▸ What you are asked to do: Output the material exactly, but drop every image it holds.

▸ Information provided:
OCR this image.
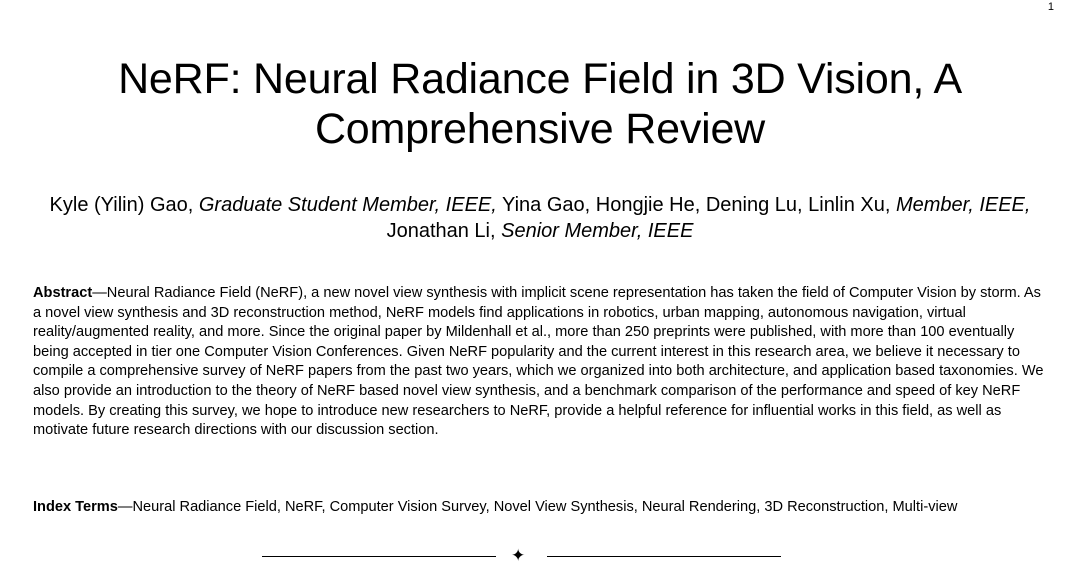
1
NeRF: Neural Radiance Field in 3D Vision, A Comprehensive Review
Kyle (Yilin) Gao, Graduate Student Member, IEEE, Yina Gao, Hongjie He, Dening Lu, Linlin Xu, Member, IEEE, Jonathan Li, Senior Member, IEEE

Abstract—Neural Radiance Field (NeRF), a new novel view synthesis with implicit scene representation has taken the field of Computer Vision by storm. As a novel view synthesis and 3D reconstruction method, NeRF models find applications in robotics, urban mapping, autonomous navigation, virtual reality/augmented reality, and more. Since the original paper by Mildenhall et al., more than 250 preprints were published, with more than 100 eventually being accepted in tier one Computer Vision Conferences. Given NeRF popularity and the current interest in this research area, we believe it necessary to compile a comprehensive survey of NeRF papers from the past two years, which we organized into both architecture, and application based taxonomies. We also provide an introduction to the theory of NeRF based novel view synthesis, and a benchmark comparison of the performance and speed of key NeRF models. By creating this survey, we hope to introduce new researchers to NeRF, provide a helpful reference for influential works in this field, as well as motivate future research directions with our discussion section.

Index Terms—Neural Radiance Field, NeRF, Computer Vision Survey, Novel View Synthesis, Neural Rendering, 3D Reconstruction, Multi-view

✦
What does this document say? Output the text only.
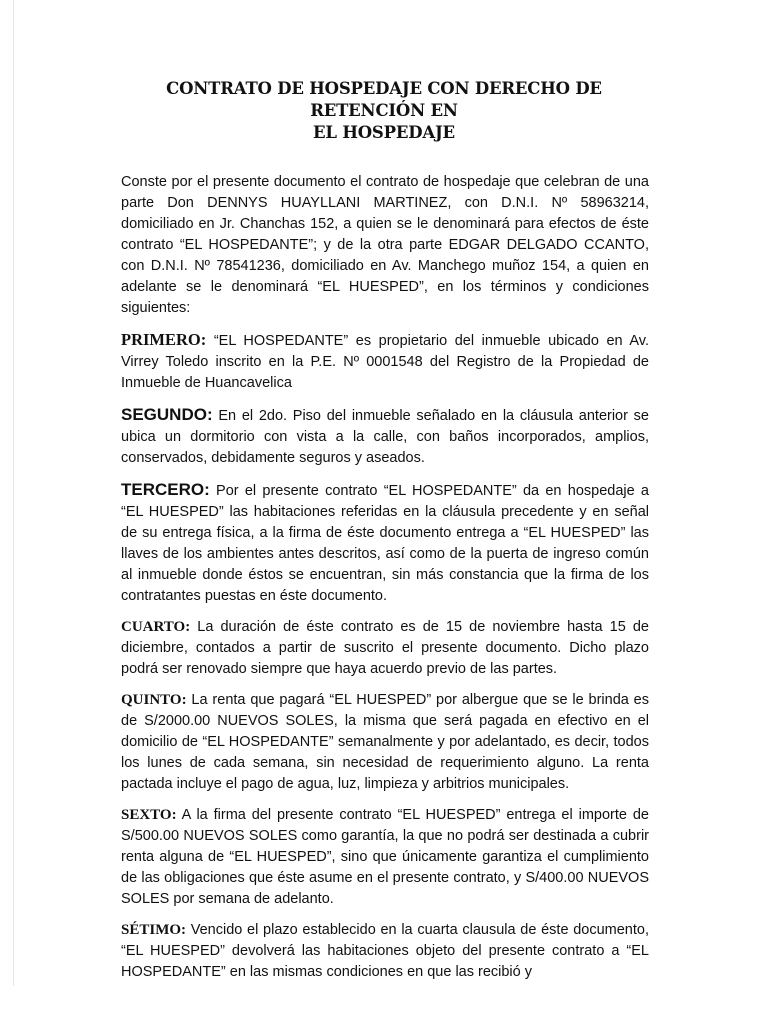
CONTRATO DE HOSPEDAJE CON DERECHO DE RETENCIÓN EN
EL HOSPEDAJE

Conste por el presente documento el contrato de hospedaje que celebran de una parte Don DENNYS HUAYLLANI MARTINEZ, con D.N.I. Nº 58963214, domiciliado en Jr. Chanchas 152, a quien se le denominará para efectos de éste contrato “EL HOSPEDANTE”; y de la otra parte EDGAR DELGADO CCANTO, con D.N.I. Nº 78541236, domiciliado en Av. Manchego muñoz 154, a quien en adelante se le denominará “EL HUESPED”, en los términos y condiciones siguientes:

PRIMERO: “EL HOSPEDANTE” es propietario del inmueble ubicado en Av. Virrey Toledo inscrito en la P.E. Nº 0001548 del Registro de la Propiedad de Inmueble de Huancavelica

SEGUNDO: En el 2do. Piso del inmueble señalado en la cláusula anterior se ubica un dormitorio con vista a la calle, con baños incorporados, amplios, conservados, debidamente seguros y aseados.

TERCERO: Por el presente contrato “EL HOSPEDANTE” da en hospedaje a “EL HUESPED” las habitaciones referidas en la cláusula precedente y en señal de su entrega física, a la firma de éste documento entrega a “EL HUESPED” las llaves de los ambientes antes descritos, así como de la puerta de ingreso común al inmueble donde éstos se encuentran, sin más constancia que la firma de los contratantes puestas en éste documento.

CUARTO: La duración de éste contrato es de 15 de noviembre hasta 15 de diciembre, contados a partir de suscrito el presente documento. Dicho plazo podrá ser renovado siempre que haya acuerdo previo de las partes.

QUINTO: La renta que pagará “EL HUESPED” por albergue que se le brinda es de S/2000.00 NUEVOS SOLES, la misma que será pagada en efectivo en el domicilio de “EL HOSPEDANTE” semanalmente y por adelantado, es decir, todos los lunes de cada semana, sin necesidad de requerimiento alguno. La renta pactada incluye el pago de agua, luz, limpieza y arbitrios municipales.

SEXTO: A la firma del presente contrato “EL HUESPED” entrega el importe de S/500.00 NUEVOS SOLES como garantía, la que no podrá ser destinada a cubrir renta alguna de “EL HUESPED”, sino que únicamente garantiza el cumplimiento de las obligaciones que éste asume en el presente contrato, y S/400.00 NUEVOS SOLES por semana de adelanto.

SÉTIMO: Vencido el plazo establecido en la cuarta clausula de éste documento, “EL HUESPED” devolverá las habitaciones objeto del presente contrato a “EL HOSPEDANTE” en las mismas condiciones en que las recibió y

▸ Complete response:
OCR this image.
1
NeRF: Neural Radiance Field in 3D Vision, A Comprehensive Review
Kyle (Yilin) Gao, Graduate Student Member, IEEE, Yina Gao, Hongjie He, Dening Lu, Linlin Xu, Member, IEEE, Jonathan Li, Senior Member, IEEE

Abstract—Neural Radiance Field (NeRF), a new novel view synthesis with implicit scene representation has taken the field of Computer Vision by storm. As a novel view synthesis and 3D reconstruction method, NeRF models find applications in robotics, urban mapping, autonomous navigation, virtual reality/augmented reality, and more. Since the original paper by Mildenhall et al., more than 250 preprints were published, with more than 100 eventually being accepted in tier one Computer Vision Conferences. Given NeRF popularity and the current interest in this research area, we believe it necessary to compile a comprehensive survey of NeRF papers from the past two years, which we organized into both architecture, and application based taxonomies. We also provide an introduction to the theory of NeRF based novel view synthesis, and a benchmark comparison of the performance and speed of key NeRF models. By creating this survey, we hope to introduce new researchers to NeRF, provide a helpful reference for influential works in this field, as well as motivate future research directions with our discussion section.

Index Terms—Neural Radiance Field, NeRF, Computer Vision Survey, Novel View Synthesis, Neural Rendering, 3D Reconstruction, Multi-view

✦
What does this document say? Output the text only.
CONTRATO DE HOSPEDAJE CON DERECHO DE RETENCIÓN EN
EL HOSPEDAJE

Conste por el presente documento el contrato de hospedaje que celebran de una parte Don DENNYS HUAYLLANI MARTINEZ, con D.N.I. Nº 58963214, domiciliado en Jr. Chanchas 152, a quien se le denominará para efectos de éste contrato “EL HOSPEDANTE”; y de la otra parte EDGAR DELGADO CCANTO, con D.N.I. Nº 78541236, domiciliado en Av. Manchego muñoz 154, a quien en adelante se le denominará “EL HUESPED”, en los términos y condiciones siguientes:

PRIMERO: “EL HOSPEDANTE” es propietario del inmueble ubicado en Av. Virrey Toledo inscrito en la P.E. Nº 0001548 del Registro de la Propiedad de Inmueble de Huancavelica

SEGUNDO: En el 2do. Piso del inmueble señalado en la cláusula anterior se ubica un dormitorio con vista a la calle, con baños incorporados, amplios, conservados, debidamente seguros y aseados.

TERCERO: Por el presente contrato “EL HOSPEDANTE” da en hospedaje a “EL HUESPED” las habitaciones referidas en la cláusula precedente y en señal de su entrega física, a la firma de éste documento entrega a “EL HUESPED” las llaves de los ambientes antes descritos, así como de la puerta de ingreso común al inmueble donde éstos se encuentran, sin más constancia que la firma de los contratantes puestas en éste documento.

CUARTO: La duración de éste contrato es de 15 de noviembre hasta 15 de diciembre, contados a partir de suscrito el presente documento. Dicho plazo podrá ser renovado siempre que haya acuerdo previo de las partes.

QUINTO: La renta que pagará “EL HUESPED” por albergue que se le brinda es de S/2000.00 NUEVOS SOLES, la misma que será pagada en efectivo en el domicilio de “EL HOSPEDANTE” semanalmente y por adelantado, es decir, todos los lunes de cada semana, sin necesidad de requerimiento alguno. La renta pactada incluye el pago de agua, luz, limpieza y arbitrios municipales.

SEXTO: A la firma del presente contrato “EL HUESPED” entrega el importe de S/500.00 NUEVOS SOLES como garantía, la que no podrá ser destinada a cubrir renta alguna de “EL HUESPED”, sino que únicamente garantiza el cumplimiento de las obligaciones que éste asume en el presente contrato, y S/400.00 NUEVOS SOLES por semana de adelanto.

SÉTIMO: Vencido el plazo establecido en la cuarta clausula de éste documento, “EL HUESPED” devolverá las habitaciones objeto del presente contrato a “EL HOSPEDANTE” en las mismas condiciones en que las recibió y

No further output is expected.